— ページ —

★ ★ ★ ★ ★ ★ ★

台湾の蔡英文総統が訪米してマッカーシー下院議長と会談。これにより中国が反発を強めています。一方、台湾の元総統・馬英九氏も中国を訪問し、対中接近を演出しました。台湾有事が懸念される中で、国際政治経済専門の京都大学関山健准教授は「中国なくしては繁栄はない。台湾人にとっては揺れ動いている。中国との関係はイイトコ取りしたいのが本音」と話し、中国との絶妙のバランスをとってきた台湾世論を説明しました。
(2023年4月6日MBSテレビ「よんチャンTV」より) 

◎関山健氏(京都大学准教授 財務省・外務省で国際交渉などの政策実務を経験 東大・北京大・ハーバード大卒 専門は国際政治経済学)

台湾・蔡英文総統が会ったのはアメリカNo3下院議長、中国への絶妙の配慮も

---国際政治経済学が専門の京都大学の関山健氏に解説をしていただきます。どうぞよろしくお願いいたします。さて台湾の動きですが元トップ前トップが同時期に外遊、民進党の蔡英文氏が現在訪米しています。馬英九氏・前総統は現在中国を訪れています。3月27日から4月7日、そして蔡英文さん3月29日から4月7日ということで、時期がほぼかぶっているということ、どう見たらいいんでしょうか?

★ ★ ★ ★ ★ ★ ★

— エントリ一覧 —

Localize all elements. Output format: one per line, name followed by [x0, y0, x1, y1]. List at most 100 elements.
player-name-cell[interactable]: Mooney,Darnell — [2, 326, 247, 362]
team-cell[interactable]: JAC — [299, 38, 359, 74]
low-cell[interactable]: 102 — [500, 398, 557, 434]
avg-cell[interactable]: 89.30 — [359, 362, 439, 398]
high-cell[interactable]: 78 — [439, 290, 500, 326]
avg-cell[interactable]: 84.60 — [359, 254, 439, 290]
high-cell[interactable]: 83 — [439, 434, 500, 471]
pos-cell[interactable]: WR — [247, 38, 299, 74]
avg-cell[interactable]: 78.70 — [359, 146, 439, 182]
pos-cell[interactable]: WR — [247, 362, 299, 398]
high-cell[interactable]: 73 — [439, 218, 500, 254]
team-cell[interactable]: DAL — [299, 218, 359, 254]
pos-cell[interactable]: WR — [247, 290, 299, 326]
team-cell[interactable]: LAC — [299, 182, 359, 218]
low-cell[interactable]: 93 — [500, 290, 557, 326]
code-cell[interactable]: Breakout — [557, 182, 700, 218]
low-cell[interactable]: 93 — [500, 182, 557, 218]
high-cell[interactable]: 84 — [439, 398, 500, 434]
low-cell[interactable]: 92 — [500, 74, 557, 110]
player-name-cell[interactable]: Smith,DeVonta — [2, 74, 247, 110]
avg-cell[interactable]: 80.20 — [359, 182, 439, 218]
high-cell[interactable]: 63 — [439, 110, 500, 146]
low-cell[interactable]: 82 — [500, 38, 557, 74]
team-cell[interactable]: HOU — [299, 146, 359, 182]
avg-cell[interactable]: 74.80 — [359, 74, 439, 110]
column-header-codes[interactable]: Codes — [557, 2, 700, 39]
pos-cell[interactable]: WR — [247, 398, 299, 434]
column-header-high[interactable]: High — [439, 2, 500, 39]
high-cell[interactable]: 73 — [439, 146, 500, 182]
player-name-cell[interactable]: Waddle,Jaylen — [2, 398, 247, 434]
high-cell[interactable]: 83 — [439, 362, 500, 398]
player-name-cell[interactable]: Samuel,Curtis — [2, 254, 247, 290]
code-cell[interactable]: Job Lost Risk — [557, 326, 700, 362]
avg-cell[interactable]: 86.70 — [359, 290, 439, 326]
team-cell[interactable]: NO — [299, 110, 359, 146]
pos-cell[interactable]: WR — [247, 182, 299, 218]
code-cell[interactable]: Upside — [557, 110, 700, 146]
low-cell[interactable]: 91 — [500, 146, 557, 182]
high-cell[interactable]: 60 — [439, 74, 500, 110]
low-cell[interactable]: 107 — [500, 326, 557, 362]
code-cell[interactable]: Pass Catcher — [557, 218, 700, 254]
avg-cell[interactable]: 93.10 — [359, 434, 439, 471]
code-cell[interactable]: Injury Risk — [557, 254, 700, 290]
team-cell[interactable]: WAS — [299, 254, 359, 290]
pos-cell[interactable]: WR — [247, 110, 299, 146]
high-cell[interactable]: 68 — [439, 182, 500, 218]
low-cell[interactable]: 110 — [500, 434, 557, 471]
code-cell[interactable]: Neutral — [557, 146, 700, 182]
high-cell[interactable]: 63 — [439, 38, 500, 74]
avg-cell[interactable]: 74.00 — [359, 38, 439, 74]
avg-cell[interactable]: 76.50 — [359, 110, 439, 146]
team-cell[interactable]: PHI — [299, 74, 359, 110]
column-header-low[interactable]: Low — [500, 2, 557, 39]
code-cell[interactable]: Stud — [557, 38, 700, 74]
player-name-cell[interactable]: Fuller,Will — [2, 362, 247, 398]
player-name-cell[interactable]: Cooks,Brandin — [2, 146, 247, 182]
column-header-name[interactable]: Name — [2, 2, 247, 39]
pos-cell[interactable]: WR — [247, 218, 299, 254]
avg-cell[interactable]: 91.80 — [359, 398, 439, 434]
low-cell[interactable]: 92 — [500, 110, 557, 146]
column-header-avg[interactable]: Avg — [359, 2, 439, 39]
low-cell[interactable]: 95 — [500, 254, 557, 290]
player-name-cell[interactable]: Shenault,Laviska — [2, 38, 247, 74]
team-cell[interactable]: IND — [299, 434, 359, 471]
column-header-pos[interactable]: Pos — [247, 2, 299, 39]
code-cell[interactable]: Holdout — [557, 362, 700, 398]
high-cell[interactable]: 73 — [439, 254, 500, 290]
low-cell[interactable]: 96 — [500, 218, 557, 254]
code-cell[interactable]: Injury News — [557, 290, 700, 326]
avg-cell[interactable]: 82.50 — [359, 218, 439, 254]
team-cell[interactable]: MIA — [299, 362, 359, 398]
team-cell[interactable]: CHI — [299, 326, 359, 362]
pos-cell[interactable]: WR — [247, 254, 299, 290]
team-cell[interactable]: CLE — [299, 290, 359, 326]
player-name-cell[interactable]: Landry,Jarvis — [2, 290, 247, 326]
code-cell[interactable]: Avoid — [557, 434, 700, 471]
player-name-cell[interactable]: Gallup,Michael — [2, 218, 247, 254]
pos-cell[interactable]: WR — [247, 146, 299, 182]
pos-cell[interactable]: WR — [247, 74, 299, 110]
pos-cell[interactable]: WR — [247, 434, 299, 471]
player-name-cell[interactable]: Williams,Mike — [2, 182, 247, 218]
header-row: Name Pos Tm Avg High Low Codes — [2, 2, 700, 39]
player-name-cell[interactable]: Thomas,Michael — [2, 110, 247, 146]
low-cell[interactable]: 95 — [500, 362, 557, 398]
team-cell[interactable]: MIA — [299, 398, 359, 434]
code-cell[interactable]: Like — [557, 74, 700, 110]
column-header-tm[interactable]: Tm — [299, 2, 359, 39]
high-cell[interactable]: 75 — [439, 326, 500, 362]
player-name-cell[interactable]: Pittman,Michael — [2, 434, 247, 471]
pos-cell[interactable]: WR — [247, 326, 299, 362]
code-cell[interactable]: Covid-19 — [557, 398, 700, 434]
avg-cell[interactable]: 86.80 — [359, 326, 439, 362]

★ ★ ★ ★ ★ ★ ★

— 取り組む課題 —
1. 台湾情勢の記事によると、関山健氏の専門分野は何か。
2. 台湾情勢の記事を、最後の文の後から続けて書いてください。

— 演習の解答 —
1. 国際政治経済学

2.
関山健 京大准教授: 3月19日にまず馬英九氏が訪中を発表して、その後、翌々日に今度は蔡英文氏がアメリカを訪問すると発表しましたが、背景にあるのは、来年1月に台湾で行われる総統選挙、これに向けた主導権争いだと思います。

---ではまず蔡英文総統の動きから見ていきたいと思います。現在アメリカを訪問中、蔡英文総統4年ぶりの訪米です。3月29日中米訪問の経由地としてニューヨーク訪問。ですから今回の外遊というのは、中米を訪れますよ、の「経由地」としてニューヨーク。グアテマラ・ベリーズを訪問した後、ロサンゼルスを「経由」して台湾に帰る、あくまでも経由地だということですが、その経由地ロサンゼルスではアメリカNo.3のマッカーシー下院議長と会談をしています。No.3のマッカーシーさんと会ったということ自体はどういうふうに受け止めたらいいでしょうか?

(関山健氏)アメリカNo.3の高い地位の人に台湾の総統が会うということは、アメリカが台湾を大事にしているという明確な政治的なメッセージになるということだと思います。

---では立岩さんはこの会談に関してはどんな印象を受けられましたか。

(ジャーナリスト・立岩陽一郎氏)アメリカNo.3って言いますけど、別にナンバー3ではないんです。別に下院の議長です。なんでNo.3って言っているかっていうと、大統領継承権の3位というだけですから。民主党の人間でもないですし、彼らは会っているのは議会の人。政府が会ってるわけじゃないですから、そこはアメリカも配慮しているわけです。ホワイトハウスに呼んでいるわけでもなければ、その国務省の次官が会っているわけでもなくて、やっぱりあくまで議会だと、議会は政府じゃありませんよと。

中国は「一緒と」言うかもしれないけど、民主国家においては3権分立してますからねという説明は常にできるようにしてるのが、今回の対応ですよ。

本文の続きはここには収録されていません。